DATA FOR THE TASK =
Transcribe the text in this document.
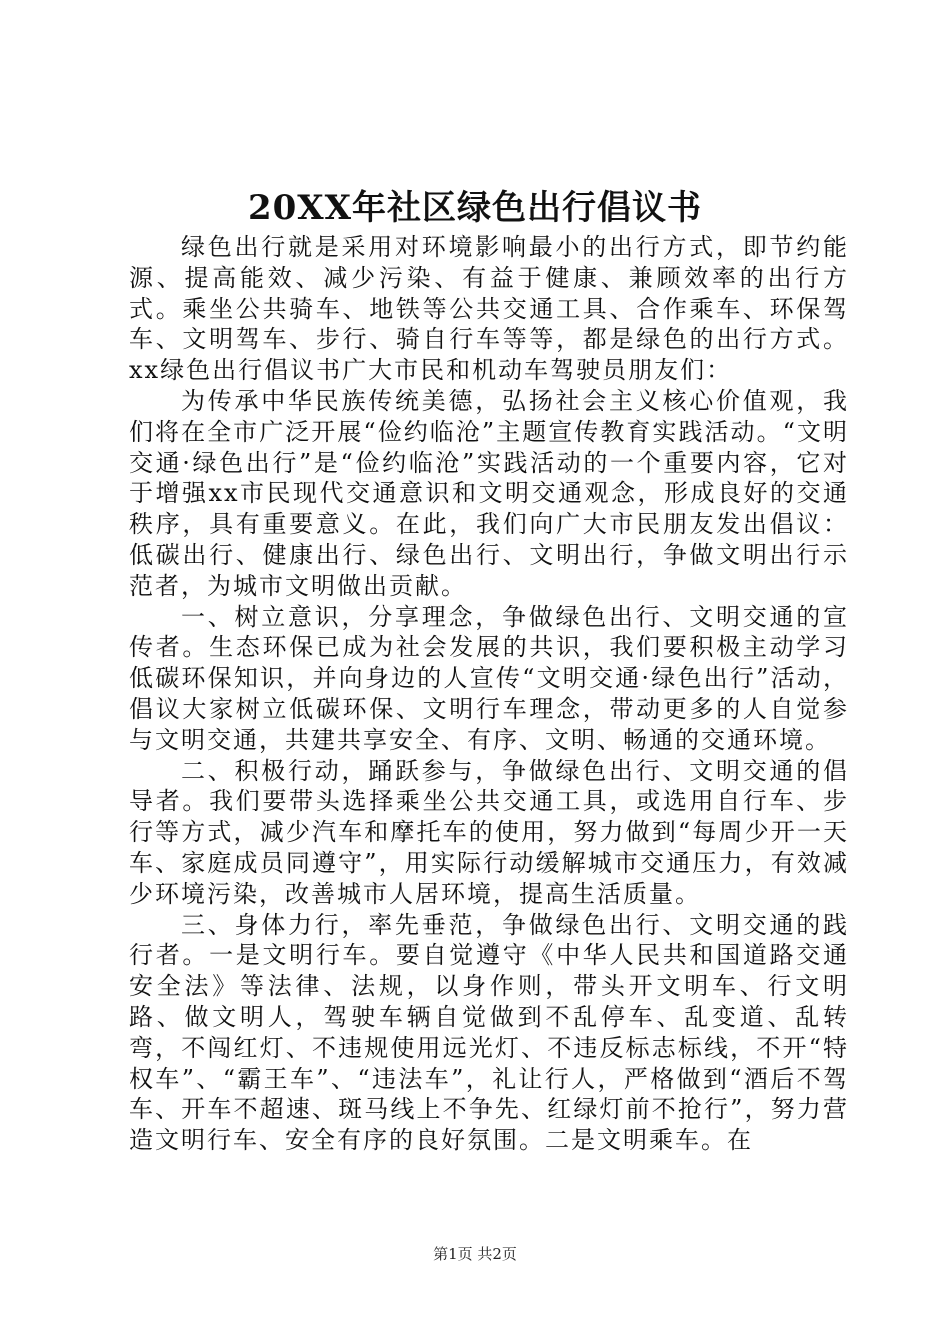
20XX年社区绿色出行倡议书

绿色出行就是采用对环境影响最小的出行方式，即节约能源、提高能效、减少污染、有益于健康、兼顾效率的出行方式。乘坐公共骑车、地铁等公共交通工具、合作乘车、环保驾车、文明驾车、步行、骑自行车等等，都是绿色的出行方式。xx绿色出行倡议书广大市民和机动车驾驶员朋友们：

为传承中华民族传统美德，弘扬社会主义核心价值观，我们将在全市广泛开展“俭约临沧”主题宣传教育实践活动。“文明交通·绿色出行”是“俭约临沧”实践活动的一个重要内容，它对于增强xx市民现代交通意识和文明交通观念，形成良好的交通秩序，具有重要意义。在此，我们向广大市民朋友发出倡议：低碳出行、健康出行、绿色出行、文明出行，争做文明出行示范者，为城市文明做出贡献。

一、树立意识，分享理念，争做绿色出行、文明交通的宣传者。生态环保已成为社会发展的共识，我们要积极主动学习低碳环保知识，并向身边的人宣传“文明交通·绿色出行”活动，倡议大家树立低碳环保、文明行车理念，带动更多的人自觉参与文明交通，共建共享安全、有序、文明、畅通的交通环境。

二、积极行动，踊跃参与，争做绿色出行、文明交通的倡导者。我们要带头选择乘坐公共交通工具，或选用自行车、步行等方式，减少汽车和摩托车的使用，努力做到“每周少开一天车、家庭成员同遵守”，用实际行动缓解城市交通压力，有效减少环境污染，改善城市人居环境，提高生活质量。

三、身体力行，率先垂范，争做绿色出行、文明交通的践行者。一是文明行车。要自觉遵守《中华人民共和国道路交通安全法》等法律、法规，以身作则，带头开文明车、行文明路、做文明人，驾驶车辆自觉做到不乱停车、乱变道、乱转弯，不闯红灯、不违规使用远光灯、不违反标志标线，不开“特权车”、“霸王车”、“违法车”，礼让行人，严格做到“酒后不驾车、开车不超速、斑马线上不争先、红绿灯前不抢行”，努力营造文明行车、安全有序的良好氛围。二是文明乘车。在

第1页 共2页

THE PROBLEM =
Give only the number of lines in the entries that contain "争做绿色出行".

ANSWER TO THE PROBLEM =
3